Set task:
Pick out each line of the records in which the word "from" appears.
--- start Record excerpts ---
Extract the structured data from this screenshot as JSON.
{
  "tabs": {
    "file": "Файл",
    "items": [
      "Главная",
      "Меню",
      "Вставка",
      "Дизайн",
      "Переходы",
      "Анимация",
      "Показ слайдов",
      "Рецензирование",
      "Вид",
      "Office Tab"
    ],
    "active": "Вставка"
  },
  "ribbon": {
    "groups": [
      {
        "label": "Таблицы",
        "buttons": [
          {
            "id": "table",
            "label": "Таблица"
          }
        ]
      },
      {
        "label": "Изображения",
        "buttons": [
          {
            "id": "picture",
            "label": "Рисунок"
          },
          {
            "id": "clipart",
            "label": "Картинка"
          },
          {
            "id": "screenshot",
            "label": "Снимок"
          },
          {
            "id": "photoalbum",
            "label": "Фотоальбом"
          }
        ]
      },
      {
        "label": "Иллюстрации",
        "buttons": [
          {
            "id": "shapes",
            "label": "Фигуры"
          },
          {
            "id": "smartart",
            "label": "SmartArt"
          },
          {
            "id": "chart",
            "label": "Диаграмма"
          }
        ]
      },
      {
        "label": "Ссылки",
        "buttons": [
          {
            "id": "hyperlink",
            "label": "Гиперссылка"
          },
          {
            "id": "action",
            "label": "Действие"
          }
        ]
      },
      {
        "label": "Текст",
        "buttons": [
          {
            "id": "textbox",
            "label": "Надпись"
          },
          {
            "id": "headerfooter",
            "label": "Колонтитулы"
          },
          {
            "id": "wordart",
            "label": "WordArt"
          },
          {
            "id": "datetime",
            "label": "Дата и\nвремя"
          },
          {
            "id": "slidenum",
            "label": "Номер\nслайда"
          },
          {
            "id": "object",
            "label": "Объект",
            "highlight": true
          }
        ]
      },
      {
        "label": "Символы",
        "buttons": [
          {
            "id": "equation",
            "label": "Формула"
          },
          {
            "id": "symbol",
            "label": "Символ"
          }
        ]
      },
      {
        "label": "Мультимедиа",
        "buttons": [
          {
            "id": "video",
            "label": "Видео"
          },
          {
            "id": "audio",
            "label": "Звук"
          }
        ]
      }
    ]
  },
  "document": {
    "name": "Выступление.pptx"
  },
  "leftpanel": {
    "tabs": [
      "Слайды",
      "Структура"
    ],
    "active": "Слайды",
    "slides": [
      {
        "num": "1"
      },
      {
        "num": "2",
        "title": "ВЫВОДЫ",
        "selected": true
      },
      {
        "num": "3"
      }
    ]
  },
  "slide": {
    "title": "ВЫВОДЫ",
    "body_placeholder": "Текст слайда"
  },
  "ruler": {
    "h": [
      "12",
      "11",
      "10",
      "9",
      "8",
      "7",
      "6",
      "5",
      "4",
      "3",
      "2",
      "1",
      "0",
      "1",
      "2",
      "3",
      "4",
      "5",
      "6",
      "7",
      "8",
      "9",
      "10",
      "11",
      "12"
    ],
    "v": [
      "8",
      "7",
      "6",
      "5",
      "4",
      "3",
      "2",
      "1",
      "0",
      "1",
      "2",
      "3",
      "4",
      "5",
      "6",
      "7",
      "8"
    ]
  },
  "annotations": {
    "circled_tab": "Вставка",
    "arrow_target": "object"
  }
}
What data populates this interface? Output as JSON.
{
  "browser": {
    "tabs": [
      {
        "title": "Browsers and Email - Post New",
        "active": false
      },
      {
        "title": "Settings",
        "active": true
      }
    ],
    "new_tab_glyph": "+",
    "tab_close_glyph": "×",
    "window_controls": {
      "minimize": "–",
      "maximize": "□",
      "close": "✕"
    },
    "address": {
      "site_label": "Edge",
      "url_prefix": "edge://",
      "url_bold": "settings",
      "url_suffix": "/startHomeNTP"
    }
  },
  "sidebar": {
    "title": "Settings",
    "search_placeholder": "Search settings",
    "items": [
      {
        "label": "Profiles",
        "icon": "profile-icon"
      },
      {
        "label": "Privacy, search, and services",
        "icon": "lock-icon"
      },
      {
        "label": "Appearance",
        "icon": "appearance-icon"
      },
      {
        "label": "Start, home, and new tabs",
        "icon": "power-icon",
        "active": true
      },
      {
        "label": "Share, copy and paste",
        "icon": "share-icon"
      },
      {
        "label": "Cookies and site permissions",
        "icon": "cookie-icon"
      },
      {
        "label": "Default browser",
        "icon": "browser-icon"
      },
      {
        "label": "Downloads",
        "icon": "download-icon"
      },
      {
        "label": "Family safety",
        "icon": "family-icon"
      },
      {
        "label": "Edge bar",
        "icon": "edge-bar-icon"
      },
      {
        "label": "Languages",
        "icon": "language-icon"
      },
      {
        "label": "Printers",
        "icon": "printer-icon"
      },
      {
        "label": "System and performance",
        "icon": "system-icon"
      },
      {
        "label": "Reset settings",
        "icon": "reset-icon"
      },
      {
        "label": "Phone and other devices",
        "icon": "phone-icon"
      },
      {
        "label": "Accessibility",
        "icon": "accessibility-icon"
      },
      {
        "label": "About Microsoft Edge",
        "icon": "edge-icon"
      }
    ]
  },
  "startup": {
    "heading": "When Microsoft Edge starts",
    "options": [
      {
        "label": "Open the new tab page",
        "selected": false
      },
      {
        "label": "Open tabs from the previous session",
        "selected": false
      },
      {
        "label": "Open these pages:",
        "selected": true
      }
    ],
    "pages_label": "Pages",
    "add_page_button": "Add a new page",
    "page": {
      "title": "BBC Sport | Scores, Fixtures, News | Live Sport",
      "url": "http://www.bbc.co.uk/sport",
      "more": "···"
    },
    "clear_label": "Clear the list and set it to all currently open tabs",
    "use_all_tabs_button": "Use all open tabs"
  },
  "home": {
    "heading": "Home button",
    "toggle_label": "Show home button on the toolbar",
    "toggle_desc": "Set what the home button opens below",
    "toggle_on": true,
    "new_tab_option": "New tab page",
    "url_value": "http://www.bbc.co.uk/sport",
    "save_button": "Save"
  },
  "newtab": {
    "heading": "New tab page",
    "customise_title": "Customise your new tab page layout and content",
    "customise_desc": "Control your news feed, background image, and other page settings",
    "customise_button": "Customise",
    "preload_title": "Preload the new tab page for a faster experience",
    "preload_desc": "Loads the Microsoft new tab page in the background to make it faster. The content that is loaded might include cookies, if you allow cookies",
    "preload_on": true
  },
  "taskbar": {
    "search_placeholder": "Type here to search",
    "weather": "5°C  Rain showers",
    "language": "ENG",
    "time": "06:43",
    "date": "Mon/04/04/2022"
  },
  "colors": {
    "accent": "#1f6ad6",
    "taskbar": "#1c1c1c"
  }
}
--- end Record excerpts ---
Exercise answer:
Extract the structured data from this screenshot as JSON.
        "label": "Open tabs from the previous session",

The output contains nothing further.